* **DESCRIPTION OF THE TASK**
Show all lines from the data that include the word "Sensitivity".

· · · · · · ·

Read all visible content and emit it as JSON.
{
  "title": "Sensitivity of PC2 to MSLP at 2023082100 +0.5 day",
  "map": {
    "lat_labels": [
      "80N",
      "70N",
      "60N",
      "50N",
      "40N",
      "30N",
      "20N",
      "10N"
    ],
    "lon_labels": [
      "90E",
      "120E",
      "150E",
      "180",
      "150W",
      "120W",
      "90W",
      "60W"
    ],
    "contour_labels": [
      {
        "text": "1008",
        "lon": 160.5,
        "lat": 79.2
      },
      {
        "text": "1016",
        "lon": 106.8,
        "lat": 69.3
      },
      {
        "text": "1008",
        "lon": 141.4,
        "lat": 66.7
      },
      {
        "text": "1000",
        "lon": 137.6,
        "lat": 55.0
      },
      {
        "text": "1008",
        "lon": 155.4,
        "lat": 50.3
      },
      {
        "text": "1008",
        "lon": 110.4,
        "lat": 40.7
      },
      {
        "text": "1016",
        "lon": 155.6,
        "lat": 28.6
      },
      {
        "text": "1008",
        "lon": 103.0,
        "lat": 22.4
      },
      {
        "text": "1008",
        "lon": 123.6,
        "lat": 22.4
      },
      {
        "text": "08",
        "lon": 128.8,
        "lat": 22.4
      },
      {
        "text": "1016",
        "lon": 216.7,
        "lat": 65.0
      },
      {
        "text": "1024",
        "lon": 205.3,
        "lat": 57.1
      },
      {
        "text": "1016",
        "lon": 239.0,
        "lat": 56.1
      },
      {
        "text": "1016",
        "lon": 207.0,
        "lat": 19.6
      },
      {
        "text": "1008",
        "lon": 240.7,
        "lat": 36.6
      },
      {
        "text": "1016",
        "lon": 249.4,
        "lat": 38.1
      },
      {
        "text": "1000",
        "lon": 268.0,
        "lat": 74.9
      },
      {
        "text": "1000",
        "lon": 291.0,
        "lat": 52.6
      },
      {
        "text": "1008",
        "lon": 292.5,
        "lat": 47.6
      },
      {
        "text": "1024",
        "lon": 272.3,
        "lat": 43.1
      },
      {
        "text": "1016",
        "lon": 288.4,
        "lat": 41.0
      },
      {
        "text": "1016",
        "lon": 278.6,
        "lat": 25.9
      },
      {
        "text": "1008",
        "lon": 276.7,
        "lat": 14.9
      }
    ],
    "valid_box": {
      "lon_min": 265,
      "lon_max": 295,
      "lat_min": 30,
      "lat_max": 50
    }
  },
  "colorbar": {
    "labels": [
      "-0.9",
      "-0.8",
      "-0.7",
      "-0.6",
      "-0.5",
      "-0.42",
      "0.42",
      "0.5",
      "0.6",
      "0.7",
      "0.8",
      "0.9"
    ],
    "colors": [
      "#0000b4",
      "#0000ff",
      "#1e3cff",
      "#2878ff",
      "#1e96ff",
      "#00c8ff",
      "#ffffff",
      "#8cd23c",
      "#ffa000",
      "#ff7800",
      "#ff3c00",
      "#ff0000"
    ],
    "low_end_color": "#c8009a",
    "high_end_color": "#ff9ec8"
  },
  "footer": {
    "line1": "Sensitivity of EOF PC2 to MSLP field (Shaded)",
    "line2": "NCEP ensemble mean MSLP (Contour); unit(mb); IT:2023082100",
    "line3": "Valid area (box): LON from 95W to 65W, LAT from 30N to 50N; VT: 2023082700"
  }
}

· · · · · · ·

* **COMPLETED TASK**
  "title": "Sensitivity of PC2 to MSLP at 2023082100 +0.5 day",
    "line1": "Sensitivity of EOF PC2 to MSLP field (Shaded)",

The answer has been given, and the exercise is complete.